## [SET EXERCISE]
Count how many lines hold the string "name". Answer with that number and nothing more.

----------------

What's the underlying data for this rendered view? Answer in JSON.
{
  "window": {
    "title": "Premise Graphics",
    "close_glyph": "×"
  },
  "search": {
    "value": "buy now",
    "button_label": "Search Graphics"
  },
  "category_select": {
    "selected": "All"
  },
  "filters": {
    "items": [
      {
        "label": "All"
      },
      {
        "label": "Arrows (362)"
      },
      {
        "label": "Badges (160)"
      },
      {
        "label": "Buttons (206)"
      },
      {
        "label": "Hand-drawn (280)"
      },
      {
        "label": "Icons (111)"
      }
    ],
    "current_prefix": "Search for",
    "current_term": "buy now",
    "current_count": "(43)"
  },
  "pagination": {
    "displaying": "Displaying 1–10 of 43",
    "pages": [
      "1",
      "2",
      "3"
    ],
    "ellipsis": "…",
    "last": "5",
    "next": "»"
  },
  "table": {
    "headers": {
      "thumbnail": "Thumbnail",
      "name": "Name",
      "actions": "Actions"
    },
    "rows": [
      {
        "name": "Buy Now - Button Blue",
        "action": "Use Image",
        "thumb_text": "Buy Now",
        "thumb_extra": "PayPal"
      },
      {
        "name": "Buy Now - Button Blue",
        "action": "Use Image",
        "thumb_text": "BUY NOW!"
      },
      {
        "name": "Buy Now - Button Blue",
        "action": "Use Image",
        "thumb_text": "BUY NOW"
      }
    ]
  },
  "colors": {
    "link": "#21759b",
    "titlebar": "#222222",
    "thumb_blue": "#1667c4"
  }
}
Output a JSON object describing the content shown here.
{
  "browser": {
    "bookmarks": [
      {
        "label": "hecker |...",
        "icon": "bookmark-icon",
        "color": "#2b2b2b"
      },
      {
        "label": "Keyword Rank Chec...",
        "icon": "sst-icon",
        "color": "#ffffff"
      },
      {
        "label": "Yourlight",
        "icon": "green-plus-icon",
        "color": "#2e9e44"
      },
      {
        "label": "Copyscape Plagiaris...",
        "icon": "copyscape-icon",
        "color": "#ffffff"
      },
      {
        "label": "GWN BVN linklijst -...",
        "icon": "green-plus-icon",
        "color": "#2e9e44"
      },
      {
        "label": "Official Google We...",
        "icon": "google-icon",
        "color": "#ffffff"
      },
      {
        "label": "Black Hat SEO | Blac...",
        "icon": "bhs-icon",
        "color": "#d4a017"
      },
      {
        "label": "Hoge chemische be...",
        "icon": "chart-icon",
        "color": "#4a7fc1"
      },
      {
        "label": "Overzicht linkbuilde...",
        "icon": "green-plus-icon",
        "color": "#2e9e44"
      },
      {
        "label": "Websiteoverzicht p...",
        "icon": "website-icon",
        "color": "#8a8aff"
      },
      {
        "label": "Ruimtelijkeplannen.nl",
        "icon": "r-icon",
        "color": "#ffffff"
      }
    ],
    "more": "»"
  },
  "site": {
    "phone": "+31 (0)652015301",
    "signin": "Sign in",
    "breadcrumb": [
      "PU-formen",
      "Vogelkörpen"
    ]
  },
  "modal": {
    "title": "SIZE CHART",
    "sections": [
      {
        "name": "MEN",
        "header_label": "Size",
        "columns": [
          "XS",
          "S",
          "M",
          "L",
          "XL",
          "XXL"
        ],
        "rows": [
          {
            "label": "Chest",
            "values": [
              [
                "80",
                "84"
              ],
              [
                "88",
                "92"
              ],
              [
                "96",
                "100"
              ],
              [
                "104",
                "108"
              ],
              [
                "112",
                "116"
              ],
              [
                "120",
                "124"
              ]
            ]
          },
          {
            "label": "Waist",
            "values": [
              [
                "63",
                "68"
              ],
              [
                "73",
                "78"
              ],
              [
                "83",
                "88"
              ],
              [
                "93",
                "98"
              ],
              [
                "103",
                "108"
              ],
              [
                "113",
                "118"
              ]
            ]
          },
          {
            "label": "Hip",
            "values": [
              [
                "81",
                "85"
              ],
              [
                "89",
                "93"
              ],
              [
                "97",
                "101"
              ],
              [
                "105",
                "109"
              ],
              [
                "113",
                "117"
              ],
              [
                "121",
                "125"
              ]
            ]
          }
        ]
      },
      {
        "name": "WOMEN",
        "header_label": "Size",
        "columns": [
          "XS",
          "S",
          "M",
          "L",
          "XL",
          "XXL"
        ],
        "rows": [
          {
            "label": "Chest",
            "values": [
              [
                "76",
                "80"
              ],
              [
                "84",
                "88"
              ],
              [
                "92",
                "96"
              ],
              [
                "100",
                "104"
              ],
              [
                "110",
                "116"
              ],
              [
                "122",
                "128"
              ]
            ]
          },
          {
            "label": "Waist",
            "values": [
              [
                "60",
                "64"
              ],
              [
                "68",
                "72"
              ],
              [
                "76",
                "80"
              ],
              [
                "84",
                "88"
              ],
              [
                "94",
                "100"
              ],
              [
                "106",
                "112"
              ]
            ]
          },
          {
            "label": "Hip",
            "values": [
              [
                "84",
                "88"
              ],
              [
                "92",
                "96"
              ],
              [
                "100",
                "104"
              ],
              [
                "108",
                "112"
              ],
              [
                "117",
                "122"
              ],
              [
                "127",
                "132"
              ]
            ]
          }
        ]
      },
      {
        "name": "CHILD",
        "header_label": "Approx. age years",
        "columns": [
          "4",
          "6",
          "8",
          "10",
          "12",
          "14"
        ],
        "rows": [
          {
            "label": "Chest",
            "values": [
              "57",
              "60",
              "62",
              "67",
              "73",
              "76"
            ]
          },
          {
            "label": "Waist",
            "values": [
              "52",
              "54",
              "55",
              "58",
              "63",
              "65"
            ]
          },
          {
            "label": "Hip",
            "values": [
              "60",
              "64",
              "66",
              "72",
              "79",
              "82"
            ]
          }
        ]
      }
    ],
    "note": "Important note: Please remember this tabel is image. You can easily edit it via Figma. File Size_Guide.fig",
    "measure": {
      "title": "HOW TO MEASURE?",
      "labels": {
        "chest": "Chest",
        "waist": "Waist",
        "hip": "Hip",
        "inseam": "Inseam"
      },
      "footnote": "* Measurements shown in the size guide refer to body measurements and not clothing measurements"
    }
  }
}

----------------

## [REPLY TO THE EXERCISE]
7